Pick out every line holding the string "title" and copy it.

Figure content listings
◇ ◇ ◇ ◇ ◇ ◇ ◇
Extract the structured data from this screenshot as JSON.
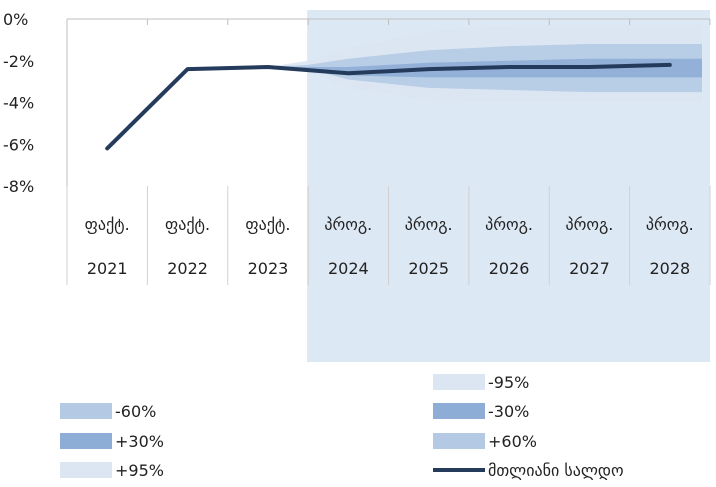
{
  "chart_data": {
    "type": "line",
    "title": "",
    "xlabel": "",
    "ylabel": "",
    "ylim": [
      -8,
      0
    ],
    "yticks": [
      "0%",
      "-2%",
      "-4%",
      "-6%",
      "-8%"
    ],
    "categories": [
      {
        "top": "ფაქტ.",
        "bottom": "2021"
      },
      {
        "top": "ფაქტ.",
        "bottom": "2022"
      },
      {
        "top": "ფაქტ.",
        "bottom": "2023"
      },
      {
        "top": "პროგ.",
        "bottom": "2024"
      },
      {
        "top": "პროგ.",
        "bottom": "2025"
      },
      {
        "top": "პროგ.",
        "bottom": "2026"
      },
      {
        "top": "პროგ.",
        "bottom": "2027"
      },
      {
        "top": "პროგ.",
        "bottom": "2028"
      }
    ],
    "forecast_start_index": 3,
    "series": [
      {
        "name": "მთლიანი სალდო",
        "values": [
          -6.2,
          -2.4,
          -2.3,
          -2.6,
          -2.4,
          -2.3,
          -2.3,
          -2.2
        ],
        "color": "#243b5c"
      }
    ],
    "fan": {
      "x": [
        2.0,
        2.5,
        3.0,
        4.0,
        5.0,
        6.0,
        7.0,
        7.4
      ],
      "bands": [
        {
          "name": "-95%",
          "lower": [
            -2.3,
            -2.5,
            -3.3,
            -3.9,
            -4.0,
            -4.0,
            -4.0,
            -4.0
          ],
          "upper": [
            -2.3,
            -2.0,
            -1.4,
            -0.6,
            -0.3,
            -0.3,
            -0.3,
            -0.3
          ],
          "color": "#dce6f2"
        },
        {
          "name": "-60%",
          "lower": [
            -2.3,
            -2.4,
            -2.9,
            -3.3,
            -3.4,
            -3.5,
            -3.5,
            -3.5
          ],
          "upper": [
            -2.3,
            -2.2,
            -1.9,
            -1.5,
            -1.3,
            -1.2,
            -1.2,
            -1.2
          ],
          "color": "#b4cae4"
        },
        {
          "name": "-30%",
          "lower": [
            -2.3,
            -2.4,
            -2.7,
            -2.8,
            -2.8,
            -2.8,
            -2.8,
            -2.8
          ],
          "upper": [
            -2.3,
            -2.3,
            -2.3,
            -2.1,
            -2.0,
            -1.9,
            -1.9,
            -1.9
          ],
          "color": "#8eadd6"
        }
      ]
    },
    "shade_color": "#dde8f5"
  },
  "legend": {
    "items": [
      {
        "label": "-95%",
        "color": "#dce6f2",
        "kind": "box"
      },
      {
        "label": "-60%",
        "color": "#b4cae4",
        "kind": "box"
      },
      {
        "label": "-30%",
        "color": "#8eadd6",
        "kind": "box"
      },
      {
        "label": "+30%",
        "color": "#8eadd6",
        "kind": "box"
      },
      {
        "label": "+60%",
        "color": "#b4cae4",
        "kind": "box"
      },
      {
        "label": "+95%",
        "color": "#dce6f2",
        "kind": "box"
      },
      {
        "label": "მთლიანი სალდო",
        "color": "#243b5c",
        "kind": "line"
      }
    ]
  }
}
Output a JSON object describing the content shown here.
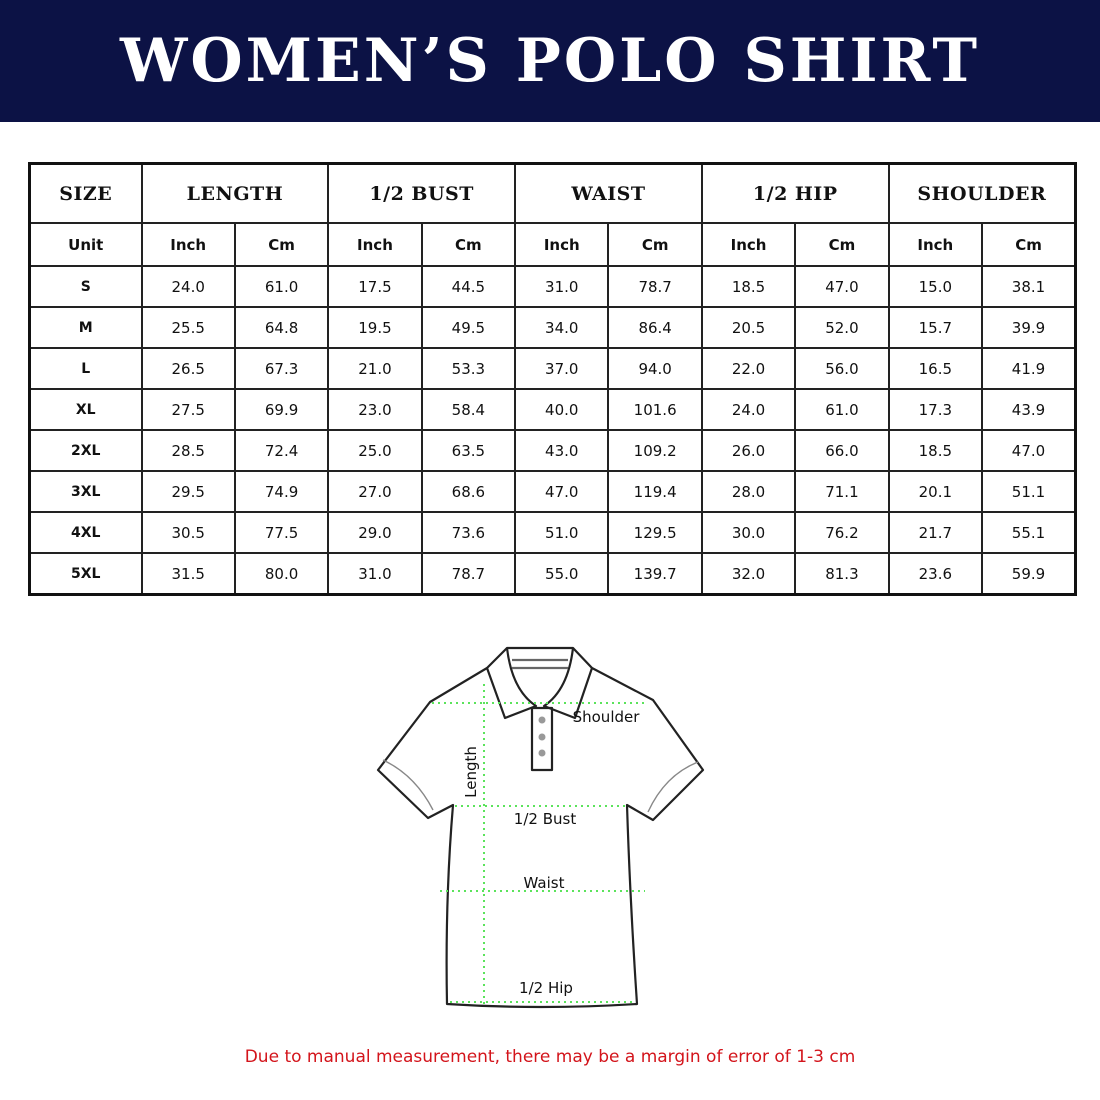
{
  "title": "WOMEN’S POLO SHIRT",
  "table": {
    "size_header": "SIZE",
    "unit_label": "Unit",
    "groups": [
      "LENGTH",
      "1/2 BUST",
      "WAIST",
      "1/2 HIP",
      "SHOULDER"
    ],
    "units": [
      "Inch",
      "Cm"
    ],
    "rows": [
      {
        "size": "S",
        "values": [
          "24.0",
          "61.0",
          "17.5",
          "44.5",
          "31.0",
          "78.7",
          "18.5",
          "47.0",
          "15.0",
          "38.1"
        ]
      },
      {
        "size": "M",
        "values": [
          "25.5",
          "64.8",
          "19.5",
          "49.5",
          "34.0",
          "86.4",
          "20.5",
          "52.0",
          "15.7",
          "39.9"
        ]
      },
      {
        "size": "L",
        "values": [
          "26.5",
          "67.3",
          "21.0",
          "53.3",
          "37.0",
          "94.0",
          "22.0",
          "56.0",
          "16.5",
          "41.9"
        ]
      },
      {
        "size": "XL",
        "values": [
          "27.5",
          "69.9",
          "23.0",
          "58.4",
          "40.0",
          "101.6",
          "24.0",
          "61.0",
          "17.3",
          "43.9"
        ]
      },
      {
        "size": "2XL",
        "values": [
          "28.5",
          "72.4",
          "25.0",
          "63.5",
          "43.0",
          "109.2",
          "26.0",
          "66.0",
          "18.5",
          "47.0"
        ]
      },
      {
        "size": "3XL",
        "values": [
          "29.5",
          "74.9",
          "27.0",
          "68.6",
          "47.0",
          "119.4",
          "28.0",
          "71.1",
          "20.1",
          "51.1"
        ]
      },
      {
        "size": "4XL",
        "values": [
          "30.5",
          "77.5",
          "29.0",
          "73.6",
          "51.0",
          "129.5",
          "30.0",
          "76.2",
          "21.7",
          "55.1"
        ]
      },
      {
        "size": "5XL",
        "values": [
          "31.5",
          "80.0",
          "31.0",
          "78.7",
          "55.0",
          "139.7",
          "32.0",
          "81.3",
          "23.6",
          "59.9"
        ]
      }
    ]
  },
  "diagram": {
    "shoulder": "Shoulder",
    "length": "Length",
    "bust": "1/2 Bust",
    "waist": "Waist",
    "hip": "1/2 Hip"
  },
  "note": "Due to manual measurement, there may be a margin of error of 1-3 cm",
  "colors": {
    "banner": "#0c1245",
    "note": "#d3141b",
    "measure_lines": "#5be35b"
  }
}
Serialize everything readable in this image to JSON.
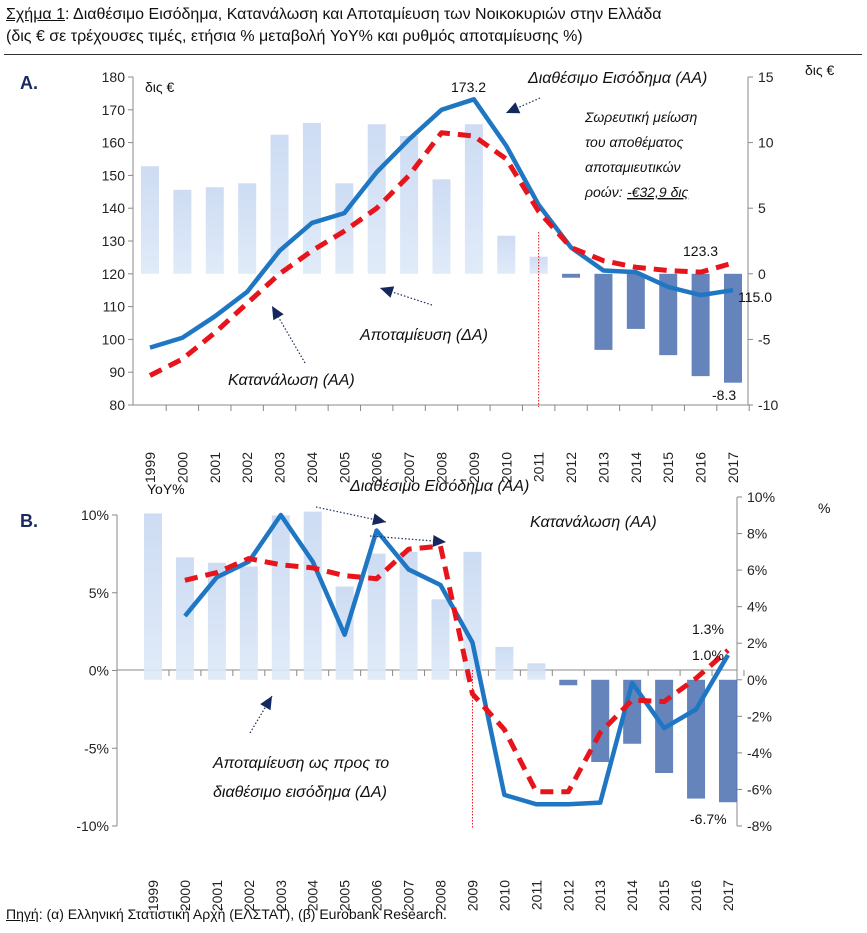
{
  "title": {
    "label": "Σχήμα 1",
    "text": ": Διαθέσιμο Εισόδημα, Κατανάλωση και Αποταμίευση των Νοικοκυριών στην Ελλάδα",
    "line2": "(δις € σε τρέχουσες τιμές, ετήσια % μεταβολή YoY% και ρυθμός αποταμίευσης %)"
  },
  "source": {
    "label": "Πηγή",
    "text": ": (α) Ελληνική Στατιστική Αρχή (ΕΛΣΤΑΤ), (β) Eurobank Research."
  },
  "colors": {
    "income": "#1f77c4",
    "consumption": "#e8141b",
    "bars_pos": "#c4d6f0",
    "bars_neg": "#4a6eb0",
    "marker": "#e8141b"
  },
  "chart_data": [
    {
      "type": "bar+line",
      "panel": "A.",
      "categories": [
        "1999",
        "2000",
        "2001",
        "2002",
        "2003",
        "2004",
        "2005",
        "2006",
        "2007",
        "2008",
        "2009",
        "2010",
        "2011",
        "2012",
        "2013",
        "2014",
        "2015",
        "2016",
        "2017"
      ],
      "ylabel": "δις €",
      "y2label": "δις €",
      "ylim": [
        80,
        180
      ],
      "y2lim": [
        -10,
        15
      ],
      "yticks": [
        "180",
        "170",
        "160",
        "150",
        "140",
        "130",
        "120",
        "110",
        "100",
        "90",
        "80"
      ],
      "y2ticks": [
        "15",
        "10",
        "5",
        "0",
        "-5",
        "-10"
      ],
      "series": [
        {
          "name": "Διαθέσιμο Εισόδημα (ΑΑ)",
          "axis": "left",
          "kind": "line",
          "values": [
            97.5,
            100.5,
            107,
            114.5,
            127,
            135.5,
            138.5,
            151,
            161,
            170,
            173.2,
            159,
            141,
            128,
            121,
            120.5,
            116,
            113.5,
            115.0
          ]
        },
        {
          "name": "Κατανάλωση (ΑΑ)",
          "axis": "left",
          "kind": "dashed",
          "values": [
            89,
            94,
            102,
            111,
            120,
            127,
            133,
            140,
            150,
            163,
            162,
            155,
            139,
            128,
            124,
            122,
            121,
            120.5,
            123.3
          ]
        },
        {
          "name": "Αποταμίευση (ΔΑ)",
          "axis": "right",
          "kind": "bar",
          "values": [
            8.2,
            6.4,
            6.6,
            6.9,
            10.6,
            11.5,
            6.9,
            11.4,
            10.5,
            7.2,
            11.4,
            2.9,
            1.3,
            -0.3,
            -5.8,
            -4.2,
            -6.2,
            -7.8,
            -8.3
          ]
        }
      ],
      "labels": {
        "peak": "173.2",
        "cons_end": "123.3",
        "inc_end": "115.0",
        "sav_end": "-8.3"
      },
      "annotations": {
        "note1": "Σωρευτική μείωση",
        "note2": "του αποθέματος",
        "note3": "αποταμιευτικών",
        "note4": "ροών: ",
        "note5": "-€32,9 δις"
      },
      "marker_year": "2011"
    },
    {
      "type": "bar+line",
      "panel": "B.",
      "categories": [
        "1999",
        "2000",
        "2001",
        "2002",
        "2003",
        "2004",
        "2005",
        "2006",
        "2007",
        "2008",
        "2009",
        "2010",
        "2011",
        "2012",
        "2013",
        "2014",
        "2015",
        "2016",
        "2017"
      ],
      "ylabel": "YoY%",
      "y2label": "%",
      "ylim": [
        -10,
        10
      ],
      "y2lim": [
        -8,
        10
      ],
      "yticks": [
        "10%",
        "5%",
        "0%",
        "-5%",
        "-10%"
      ],
      "y2ticks": [
        "10%",
        "8%",
        "6%",
        "4%",
        "2%",
        "0%",
        "-2%",
        "-4%",
        "-6%",
        "-8%"
      ],
      "series": [
        {
          "name": "Διαθέσιμο Εισόδημα (ΑΑ)",
          "axis": "left",
          "kind": "line",
          "values": [
            null,
            3.5,
            6,
            7,
            10,
            7,
            2.3,
            9,
            6.5,
            5.5,
            1.8,
            -8,
            -8.6,
            -8.6,
            -8.5,
            -0.8,
            -3.7,
            -2.5,
            1.0
          ]
        },
        {
          "name": "Κατανάλωση (ΑΑ)",
          "axis": "left",
          "kind": "dashed",
          "values": [
            null,
            5.8,
            6.3,
            7.2,
            6.8,
            6.6,
            6.1,
            5.9,
            7.8,
            8.0,
            -1.5,
            -3.8,
            -7.8,
            -7.8,
            -4.0,
            -1.9,
            -2.0,
            -0.5,
            1.3
          ]
        },
        {
          "name": "Αποταμίευση ως προς το διαθέσιμο εισόδημα (ΔΑ)",
          "axis": "right",
          "kind": "bar",
          "values": [
            9.1,
            6.7,
            6.4,
            6.2,
            9.0,
            9.2,
            5.1,
            6.9,
            7.0,
            4.4,
            7.0,
            1.8,
            0.9,
            -0.3,
            -4.5,
            -3.5,
            -5.1,
            -6.5,
            -6.7
          ]
        }
      ],
      "labels": {
        "cons_end": "1.3%",
        "inc_end": "1.0%",
        "sav_end": "-6.7%"
      },
      "annotations": {
        "sav1": "Αποταμίευση ως προς το",
        "sav2": "διαθέσιμο εισόδημα (ΔΑ)"
      },
      "marker_year": "2009"
    }
  ]
}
◇ ◇ ◇ ◇ ◇ ◇ ◇
▶ Solution
    "title": "",
  "title": "WOMEN’S POLO SHIRT",
  "title": {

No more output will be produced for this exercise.